● Task requirements
Pick out every line holding the string "감사합니다" and copy it.

>> BEGIN The records

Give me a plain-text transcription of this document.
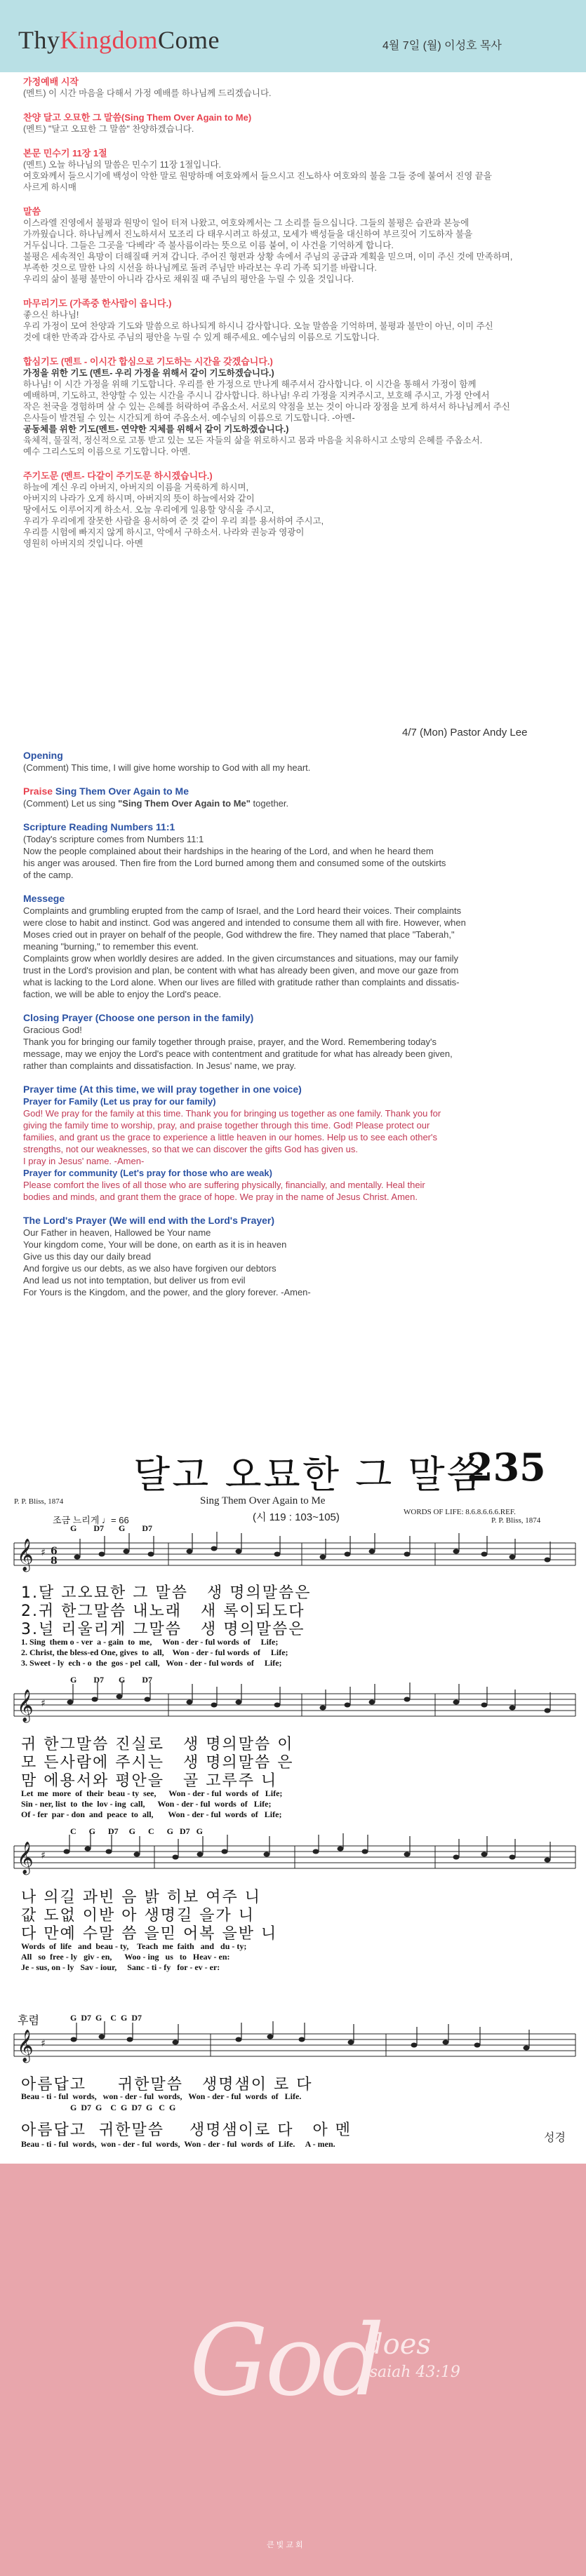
ThyKingdomCome	4월 7일 (월) 이성호 목사
가정예배 시작

(멘트) 이 시간 마음을 다해서 가정 예배를 하나님께 드리겠습니다.

찬양 달고 오묘한 그 말씀(Sing Them Over Again to Me)

(멘트) "달고 오묘한 그 말씀" 찬양하겠습니다.

본문 민수기 11장 1절

(멘트) 오늘 하나님의 말씀은 민수기 11장 1절입니다.

여호와께서 들으시기에 백성이 악한 말로 원망하매 여호와께서 들으시고 진노하사 여호와의 불을 그들 중에 붙여서 진영 끝을

사르게 하시매

말씀

이스라엘 진영에서 불평과 원망이 일어 터져 나왔고, 여호와께서는 그 소리를 들으십니다. 그들의 불평은 습관과 본능에

가까웠습니다. 하나님께서 진노하셔서 모조리 다 태우시려고 하셨고, 모세가 백성들을 대신하여 부르짖어 기도하자 불을

거두십니다. 그들은 그곳을 '다베라' 즉 불사름이라는 뜻으로 이름 붙여, 이 사건을 기억하게 합니다.

불평은 세속적인 욕망이 더해질때 커져 갑니다. 주어진 형편과 상황 속에서 주님의 공급과 계획을 믿으며, 이미 주신 것에 만족하며,

부족한 것으로 말한 나의 시선을 하나님께로 돌려 주님만 바라보는 우리 가족 되기를 바랍니다.

우리의 삶이 불평 불만이 아니라 감사로 채워질 때 주님의 평안을 누릴 수 있을 것입니다.

마무리기도 (가족중 한사람이 읍니다.)

좋으신 하나님!

우리 가정이 모여 찬양과 기도와 말씀으로 하나되게 하시니 감사합니다. 오늘 말씀을 기억하며, 불평과 불만이 아닌, 이미 주신

것에 대한 만족과 감사로 주님의 평안을 누릴 수 있게 해주세요. 예수님의 이름으로 기도합니다.

합심기도 (멘트 - 이시간 합심으로 기도하는 시간을 갖겠습니다.)

가정을 위한 기도 (멘트- 우리 가정을 위해서 같이 기도하겠습니다.)

하나님! 이 시간 가정을 위해 기도합니다. 우리를 한 가정으로 만나게 해주셔서 감사합니다. 이 시간을 통해서 가정이 함께

예배하며, 기도하고, 찬양할 수 있는 시간을 주시니 감사합니다. 하나님! 우리 가정을 지켜주시고, 보호해 주시고, 가정 안에서

작은 천국을 경험하며 살 수 있는 은혜를 허락하여 주옵소서. 서로의 약점을 보는 것이 아니라 장점을 보게 하셔서 하나님께서 주신

은사들이 발견될 수 있는 시간되게 하여 주옵소서. 예수님의 이름으로 기도합니다. -아멘-

공동체를 위한 기도(멘트- 연약한 지체를 위해서 같이 기도하겠습니다.)

육체적, 물질적, 정신적으로 고통 받고 있는 모든 자들의 삶을 위로하시고 몸과 마음을 치유하시고 소망의 은혜를 주옵소서.

예수 그리스도의 이름으로 기도합니다. 아멘.

주기도문 (멘트- 다같이 주기도문 하시겠습니다.)

하늘에 계신 우리 아버지, 아버지의 이름을 거룩하게 하시며,

아버지의 나라가 오게 하시며, 아버지의 뜻이 하늘에서와 같이

땅에서도 이루어지게 하소서. 오늘 우리에게 일용할 양식을 주시고,

우리가 우리에게 잘못한 사람을 용서하여 준 것 같이 우리 죄를 용서하여 주시고,

우리를 시험에 빠지지 않게 하시고, 악에서 구하소서. 나라와 권능과 영광이

영원히 아버지의 것입니다. 아멘

4/7 (Mon) Pastor Andy Lee
Opening

(Comment) This time, I will give home worship to God with all my heart.

Praise Sing Them Over Again to Me

(Comment) Let us sing "Sing Them Over Again to Me" together.

Scripture Reading Numbers 11:1

(Today's scripture comes from Numbers 11:1

Now the people complained about their hardships in the hearing of the Lord, and when he heard them

his anger was aroused. Then fire from the Lord burned among them and consumed some of the outskirts

of the camp.

Messege

Complaints and grumbling erupted from the camp of Israel, and the Lord heard their voices. Their complaints

were close to habit and instinct. God was angered and intended to consume them all with fire. However, when

Moses cried out in prayer on behalf of the people, God withdrew the fire. They named that place "Taberah,"

meaning "burning," to remember this event.

Complaints grow when worldly desires are added. In the given circumstances and situations, may our family

trust in the Lord's provision and plan, be content with what has already been given, and move our gaze from

what is lacking to the Lord alone. When our lives are filled with gratitude rather than complaints and dissatis-

faction, we will be able to enjoy the Lord's peace.

Closing Prayer (Choose one person in the family)

Gracious God!

Thank you for bringing our family together through praise, prayer, and the Word. Remembering today's

message, may we enjoy the Lord's peace with contentment and gratitude for what has already been given,

rather than complaints and dissatisfaction. In Jesus' name, we pray.

Prayer time (At this time, we will pray together in one voice)

Prayer for Family (Let us pray for our family)

God! We pray for the family at this time. Thank you for bringing us together as one family. Thank you for

giving the family time to worship, pray, and praise together through this time. God! Please protect our

families, and grant us the grace to experience a little heaven in our homes. Help us to see each other's

strengths, not our weaknesses, so that we can discover the gifts God has given us.

I pray in Jesus' name. -Amen-

Prayer for community (Let's pray for those who are weak)

Please comfort the lives of all those who are suffering physically, financially, and mentally. Heal their

bodies and minds, and grant them the grace of hope. We pray in the name of Jesus Christ. Amen.

The Lord's Prayer (We will end with the Lord's Prayer)

Our Father in heaven, Hallowed be Your name

Your kingdom come, Your will be done, on earth as it is in heaven

Give us this day our daily bread

And forgive us our debts, as we also have forgiven our debtors

And lead us not into temptation, but deliver us from evil

For Yours is the Kingdom, and the power, and the glory forever. -Amen-

달고 오묘한 그 말씀
235
P. P. Bliss, 1874	Sing Them Over Again to Me
(시 119 : 103~105)
조금 느리게 ♩= 66
WORDS OF LIFE: 8.6.8.6.6.6.REF.
P. P. Bliss, 1874
𝄞 ♯ 6
8
G        D7       G        D7
1.달 고오묘한 그 말씀   생 명의말씀은
2.귀 한그말씀 내노래   새 록이되도다
3.널 리울리게 그말씀   생 명의말씀은
1. Sing  them o - ver  a - gain  to  me,     Won - der - ful words  of     Life;
2. Christ, the bless-ed One, gives  to  all,    Won - der - ful words  of     Life;
3. Sweet - ly  ech - o  the  gos - pel  call,   Won - der - ful words  of     Life;
𝄞 ♯
G        D7       G        D7
귀 한그말씀 진실로   생 명의말씀 이
모 든사람에 주시는   생 명의말씀 은
맘 에용서와 평안을   골 고루주 니
Let  me  more  of  their  beau - ty  see,      Won - der - ful  words  of   Life;
Sin - ner, list  to  the  lov - ing  call,      Won - der - ful  words  of   Life;
Of - fer  par - don  and  peace  to  all,       Won - der - ful  words  of   Life;
𝄞 ♯
C      G      D7     G      C      G   D7   G
나 의길 과빈 음 밝 히보 여주 니
값 도없 이받 아 생명길 을가 니
다 만예 수말 씀 을믿 어복 을받 니
Words  of  life   and  beau - ty,    Teach  me  faith   and   du - ty;
All   so  free - ly   giv - en,      Woo - ing   us   to   Heav - en:
Je - sus, on - ly   Sav - iour,     Sanc - ti - fy   for - ev - er:
후렴
𝄞 ♯
G  D7  G    C  G  D7
아름답고     귀한말씀   생명샘이 로 다
Beau - ti - ful  words,   won - der - ful  words,   Won - der - ful  words  of   Life.
성경
G  D7  G    C  G  D7  G   C  G
아름답고  귀한말씀    생명샘이로 다   아 멘
Beau - ti - ful  words,  won - der - ful  words,  Won - der - ful  words  of  Life.     A - men.
God
does
Isaiah 43:19
큰 빛 교 회
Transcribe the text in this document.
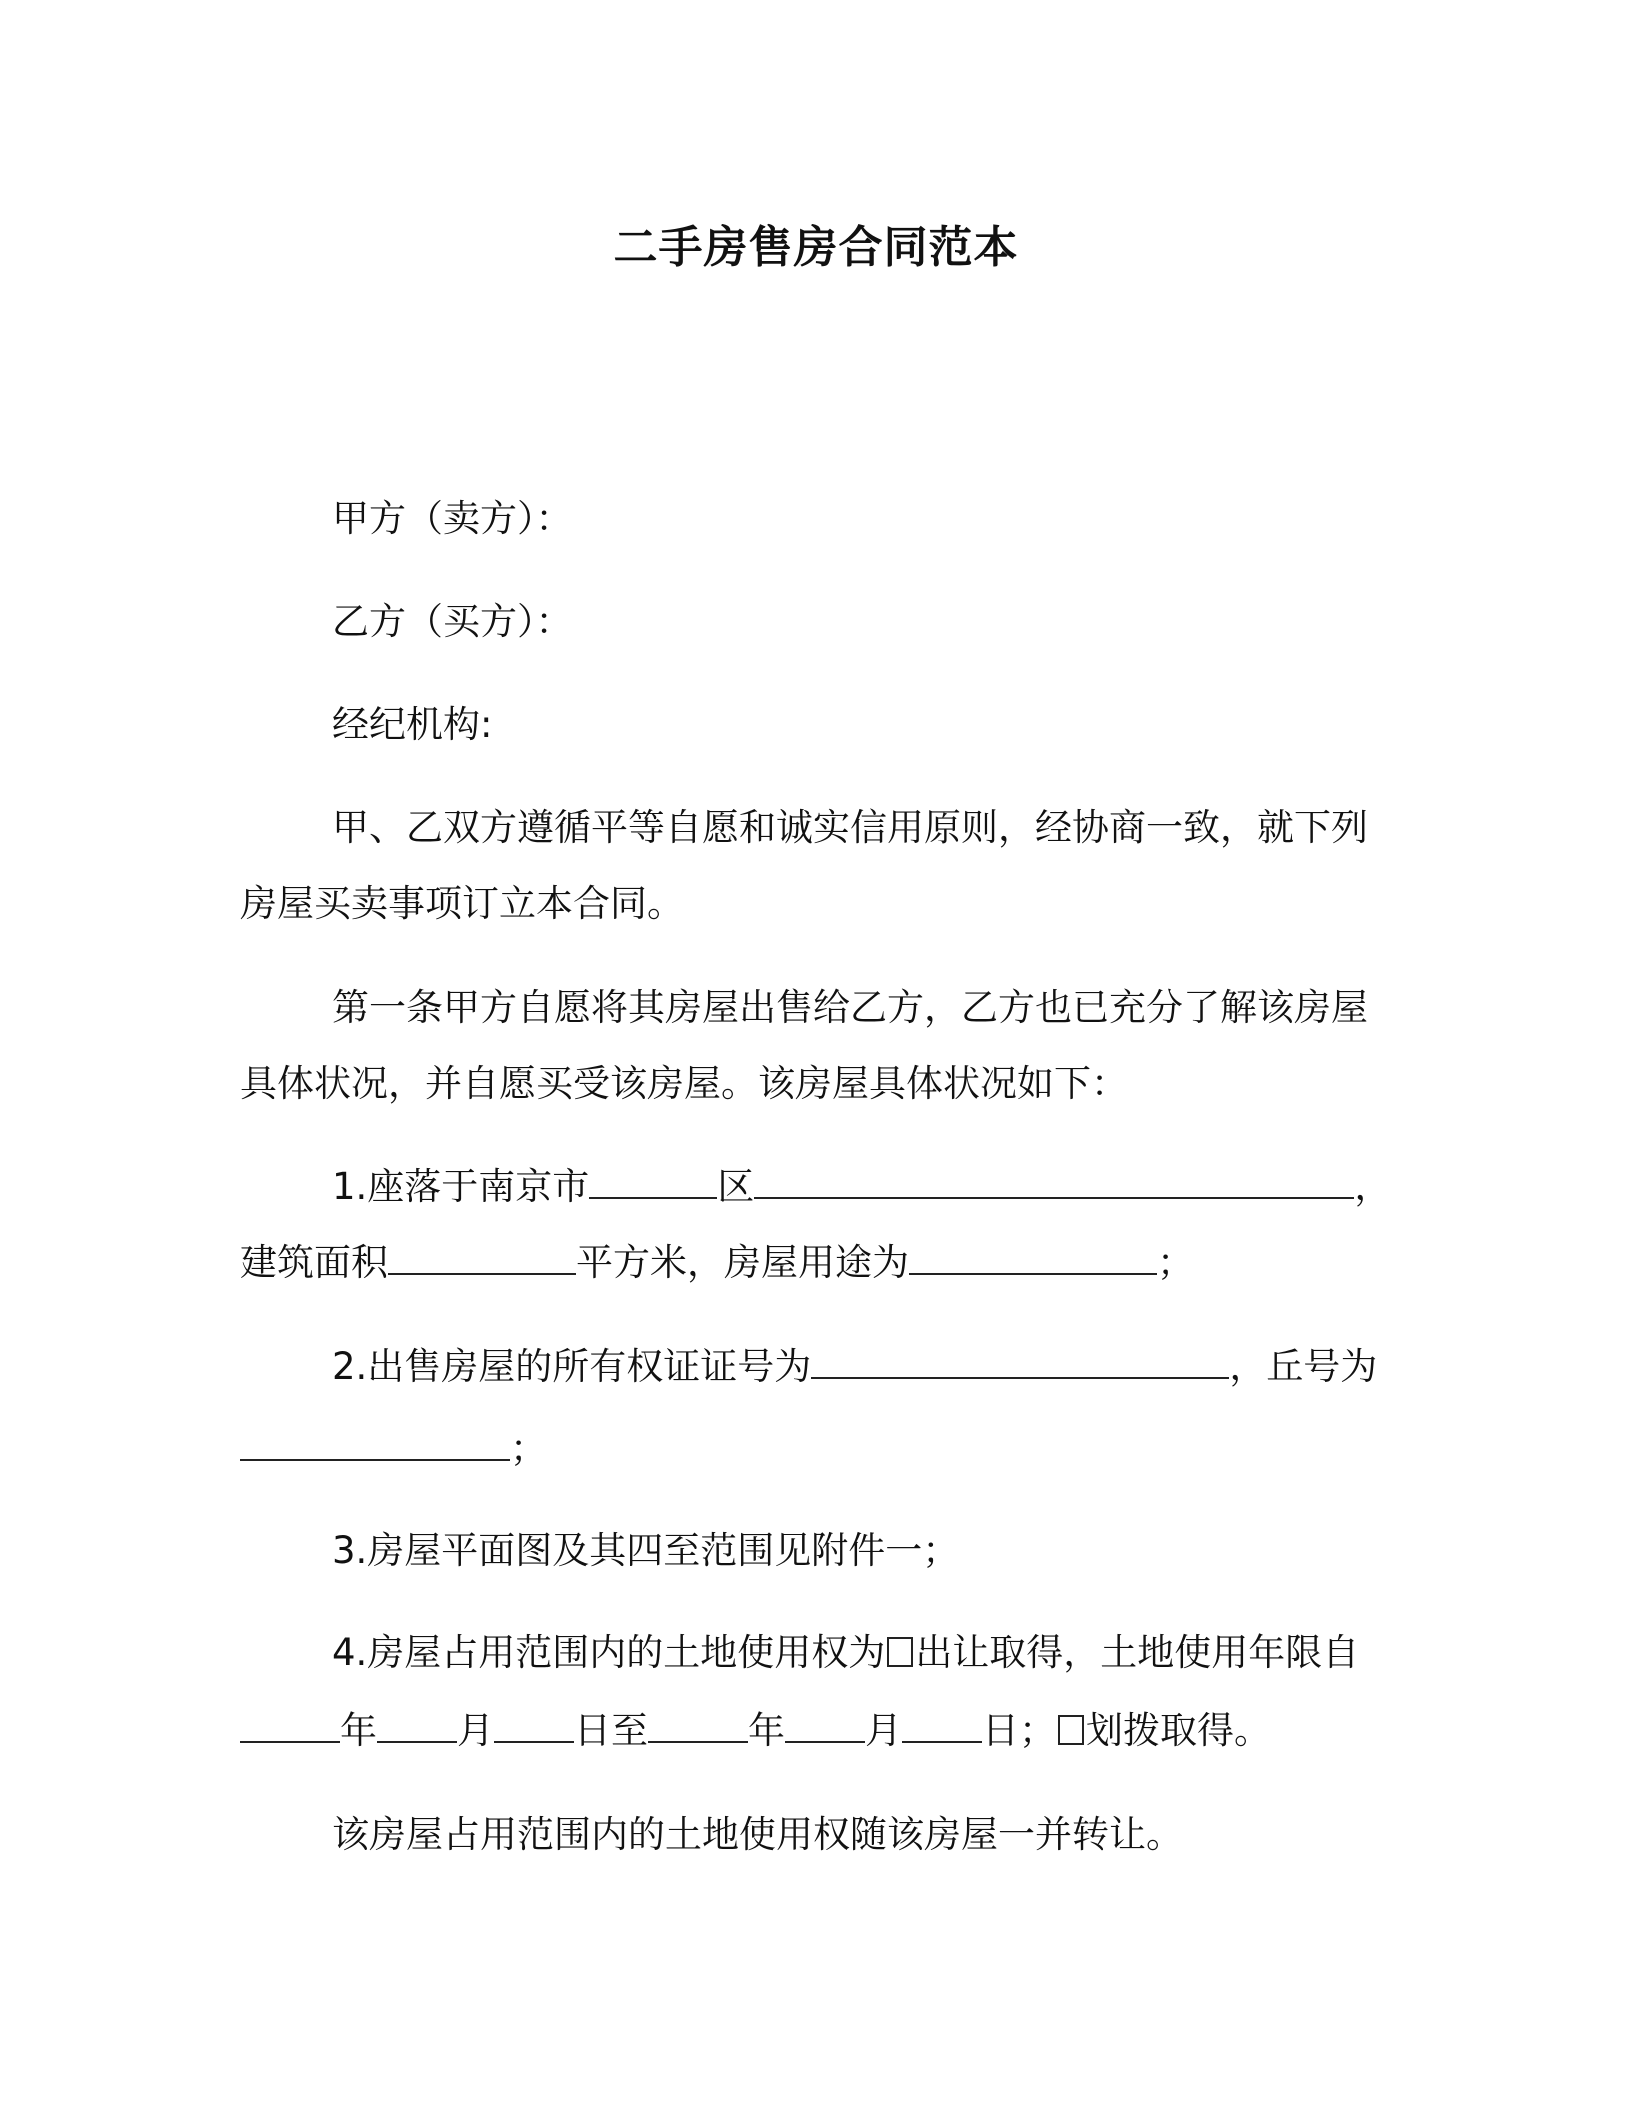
二手房售房合同范本
甲方（卖方）：
乙方（买方）：
经纪机构:
甲、乙双方遵循平等自愿和诚实信用原则，经协商一致，就下列
房屋买卖事项订立本合同。
第一条甲方自愿将其房屋出售给乙方，乙方也已充分了解该房屋
具体状况，并自愿买受该房屋。该房屋具体状况如下：
1.座落于南京市	区	，
建筑面积	平方米，房屋用途为	；
2.出售房屋的所有权证证号为	，丘号为
；
3.房屋平面图及其四至范围见附件一；
4.房屋占用范围内的土地使用权为 出让取得，土地使用年限自
年 月 日至	年 月 日； 划拨取得。
该房屋占用范围内的土地使用权随该房屋一并转让。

>> END The records

● Full answer
우리 가정이 모여 찬양과 기도와 말씀으로 하나되게 하시니 감사합니다. 오늘 말씀을 기억하며, 불평과 불만이 아닌, 이미 주신
하나님! 이 시간 가정을 위해 기도합니다. 우리를 한 가정으로 만나게 해주셔서 감사합니다. 이 시간을 통해서 가정이 함께
예배하며, 기도하고, 찬양할 수 있는 시간을 주시니 감사합니다. 하나님! 우리 가정을 지켜주시고, 보호해 주시고, 가정 안에서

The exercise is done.